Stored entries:
::::::
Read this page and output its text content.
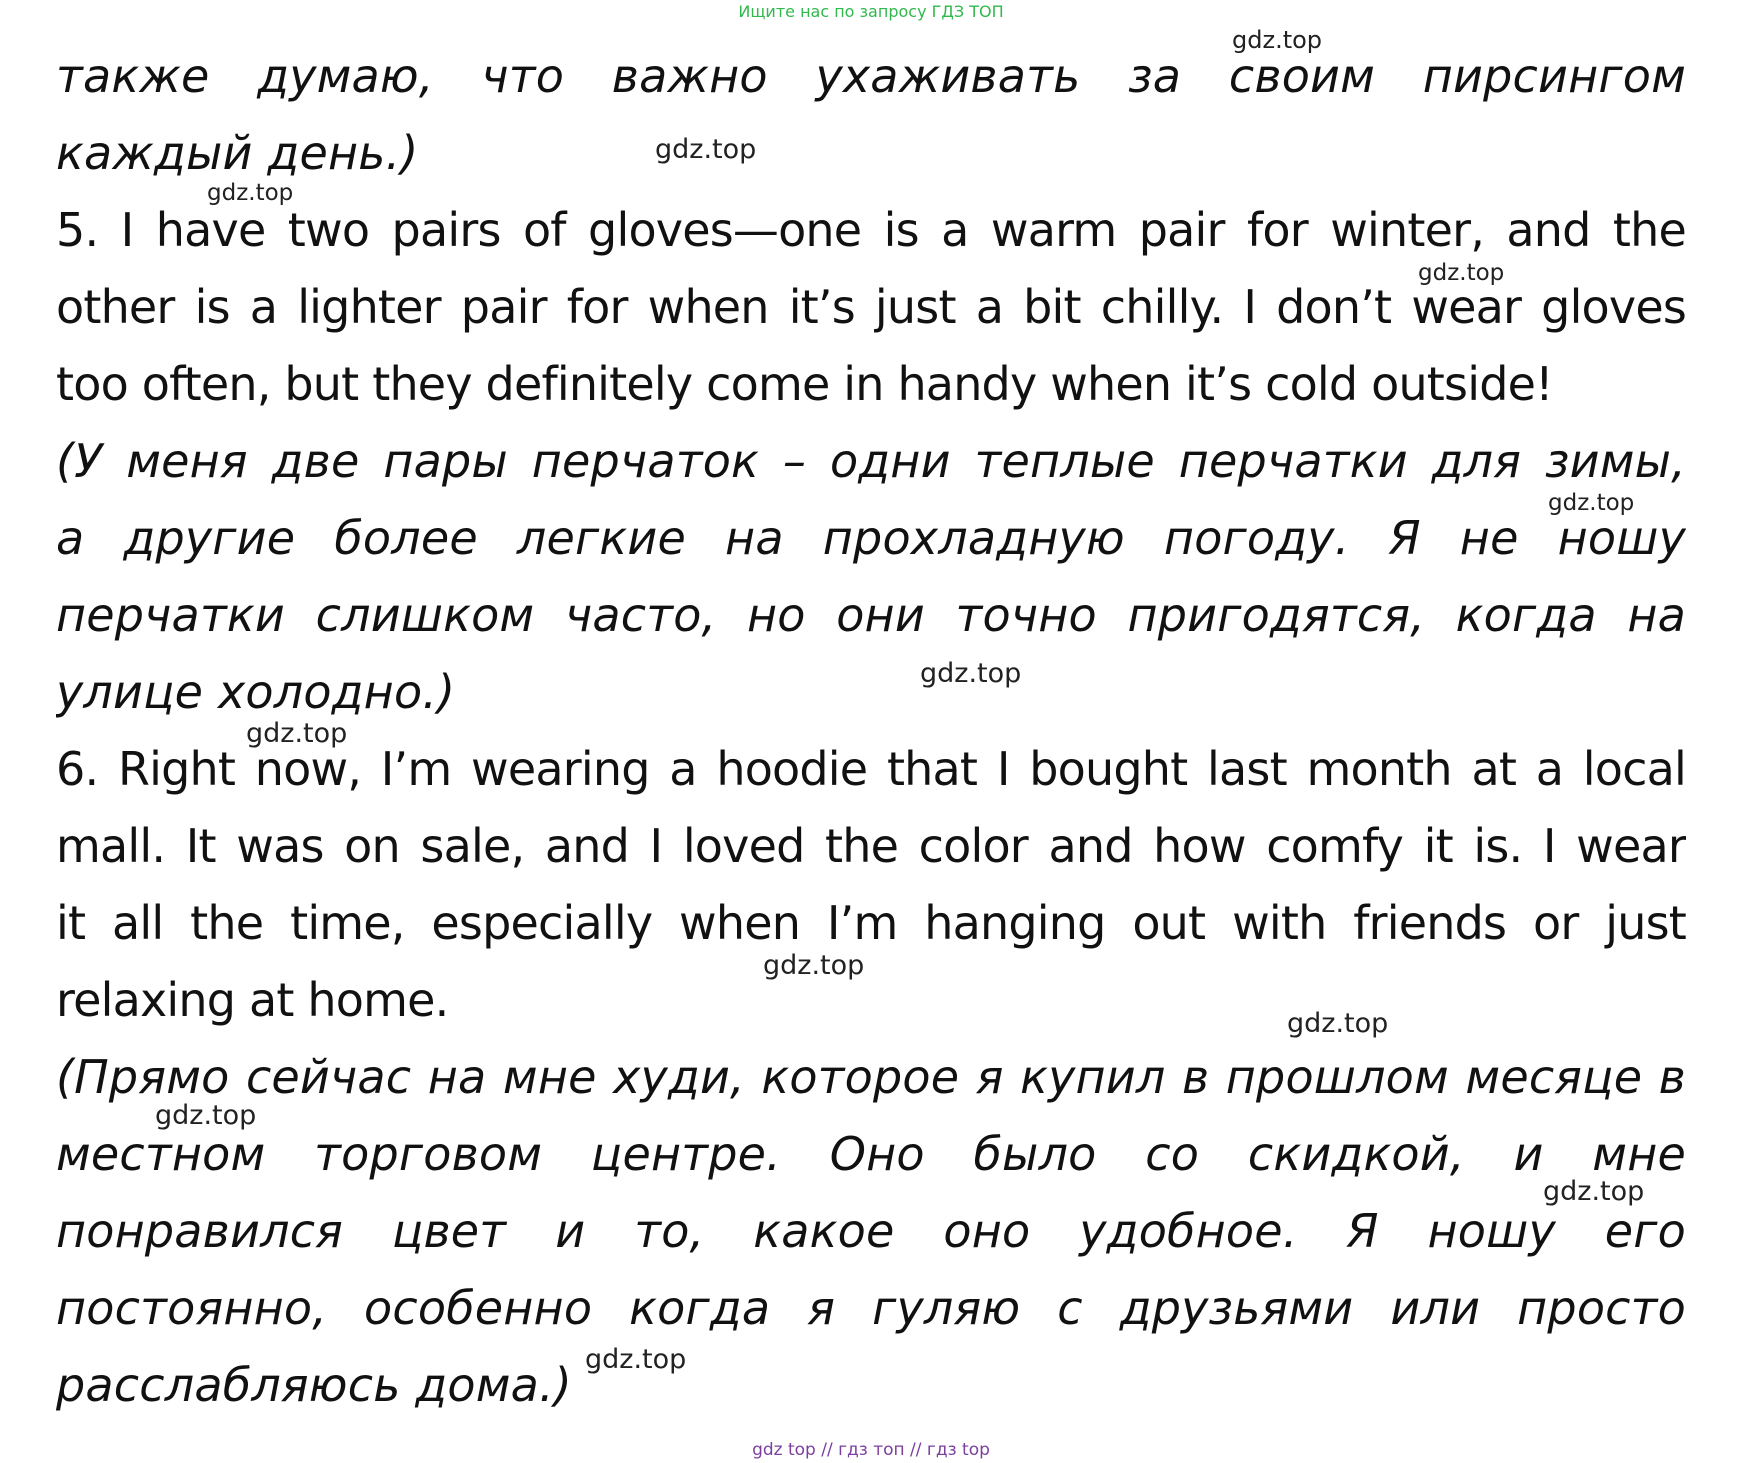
Ищите нас по запросу ГДЗ ТОП
также думаю, что важно ухаживать за своим пирсингом
каждый день.)
5. I have two pairs of gloves—one is a warm pair for winter, and the
other is a lighter pair for when it’s just a bit chilly. I don’t wear gloves
too often, but they definitely come in handy when it’s cold outside!
(У меня две пары перчаток – одни теплые перчатки для зимы,
а другие более легкие на прохладную погоду. Я не ношу
перчатки слишком часто, но они точно пригодятся, когда на
улице холодно.)
6. Right now, I’m wearing a hoodie that I bought last month at a local
mall. It was on sale, and I loved the color and how comfy it is. I wear
it all the time, especially when I’m hanging out with friends or just
relaxing at home.
(Прямо сейчас на мне худи, которое я купил в прошлом месяце в
местном торговом центре. Оно было со скидкой, и мне
понравился цвет и то, какое оно удобное. Я ношу его
постоянно, особенно когда я гуляю с друзьями или просто
расслабляюсь дома.)
gdz.top
gdz.top
gdz.top
gdz.top
gdz.top
gdz.top
gdz.top
gdz.top
gdz.top
gdz.top
gdz.top
gdz.top
gdz top // гдз топ // гдз top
::::::
WHAT IS NEEDED:
Would you return the data exactly as written, without the pictures?

COMPLETED EXERCISE:
Read this page and output its text content.
Ищите нас по запросу ГДЗ ТОП
также думаю, что важно ухаживать за своим пирсингом
каждый день.)
5. I have two pairs of gloves—one is a warm pair for winter, and the
other is a lighter pair for when it’s just a bit chilly. I don’t wear gloves
too often, but they definitely come in handy when it’s cold outside!
(У меня две пары перчаток – одни теплые перчатки для зимы,
а другие более легкие на прохладную погоду. Я не ношу
перчатки слишком часто, но они точно пригодятся, когда на
улице холодно.)
6. Right now, I’m wearing a hoodie that I bought last month at a local
mall. It was on sale, and I loved the color and how comfy it is. I wear
it all the time, especially when I’m hanging out with friends or just
relaxing at home.
(Прямо сейчас на мне худи, которое я купил в прошлом месяце в
местном торговом центре. Оно было со скидкой, и мне
понравился цвет и то, какое оно удобное. Я ношу его
постоянно, особенно когда я гуляю с друзьями или просто
расслабляюсь дома.)
gdz.top
gdz.top
gdz.top
gdz.top
gdz.top
gdz.top
gdz.top
gdz.top
gdz.top
gdz.top
gdz.top
gdz.top
gdz top // гдз топ // гдз top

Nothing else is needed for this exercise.